The problem:
Review the lines that follow and copy each one that contains the word "band".
:: Extracted data ::
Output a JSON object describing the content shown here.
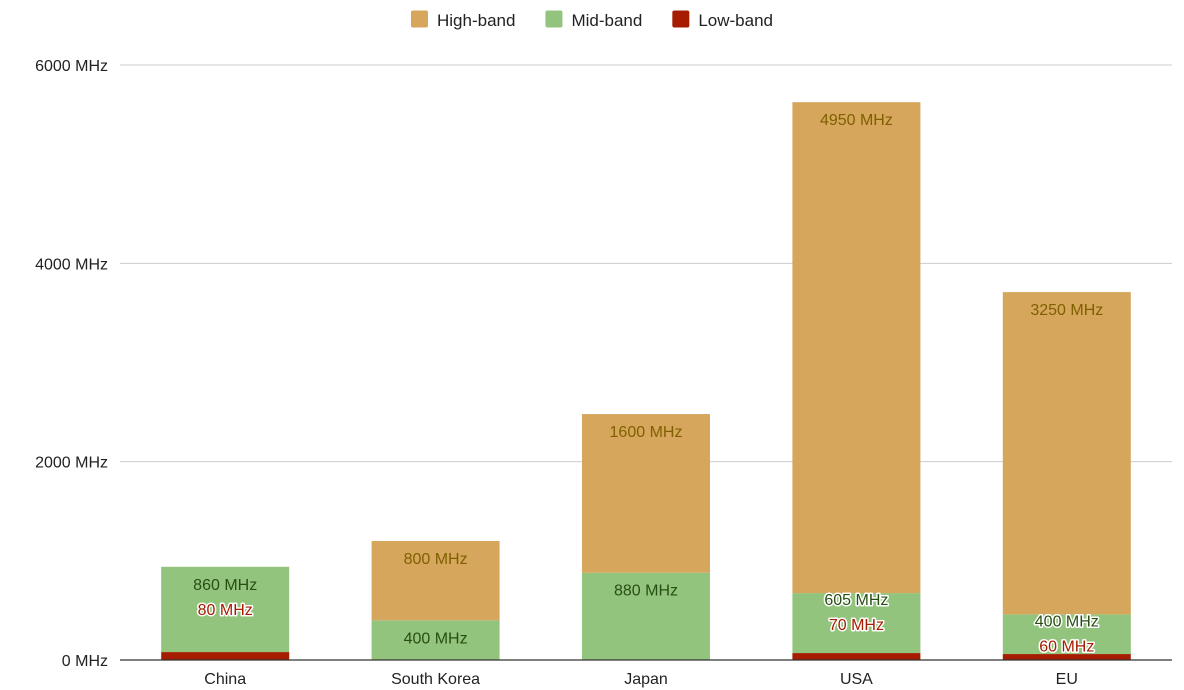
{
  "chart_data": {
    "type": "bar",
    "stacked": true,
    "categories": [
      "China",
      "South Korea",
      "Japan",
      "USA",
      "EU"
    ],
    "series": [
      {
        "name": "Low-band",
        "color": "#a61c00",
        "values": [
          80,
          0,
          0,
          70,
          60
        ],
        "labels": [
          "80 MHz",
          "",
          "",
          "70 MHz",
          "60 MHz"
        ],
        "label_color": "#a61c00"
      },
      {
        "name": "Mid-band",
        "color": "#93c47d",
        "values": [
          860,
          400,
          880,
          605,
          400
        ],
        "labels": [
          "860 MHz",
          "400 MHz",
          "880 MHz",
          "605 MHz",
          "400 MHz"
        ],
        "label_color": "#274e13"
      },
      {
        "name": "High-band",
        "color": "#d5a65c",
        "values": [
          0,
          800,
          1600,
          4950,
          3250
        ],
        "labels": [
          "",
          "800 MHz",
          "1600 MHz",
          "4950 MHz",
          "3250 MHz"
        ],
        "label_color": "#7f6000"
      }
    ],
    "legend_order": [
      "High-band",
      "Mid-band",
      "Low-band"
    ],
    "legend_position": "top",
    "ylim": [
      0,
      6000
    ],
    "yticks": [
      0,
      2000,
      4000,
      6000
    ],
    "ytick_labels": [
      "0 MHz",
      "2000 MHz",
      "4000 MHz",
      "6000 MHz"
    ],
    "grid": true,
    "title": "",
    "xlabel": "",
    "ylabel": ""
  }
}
:::
Answer to the exercise:
        "name": "Low-band",
        "name": "Mid-band",
        "name": "High-band",
      "High-band",
      "Mid-band",
      "Low-band"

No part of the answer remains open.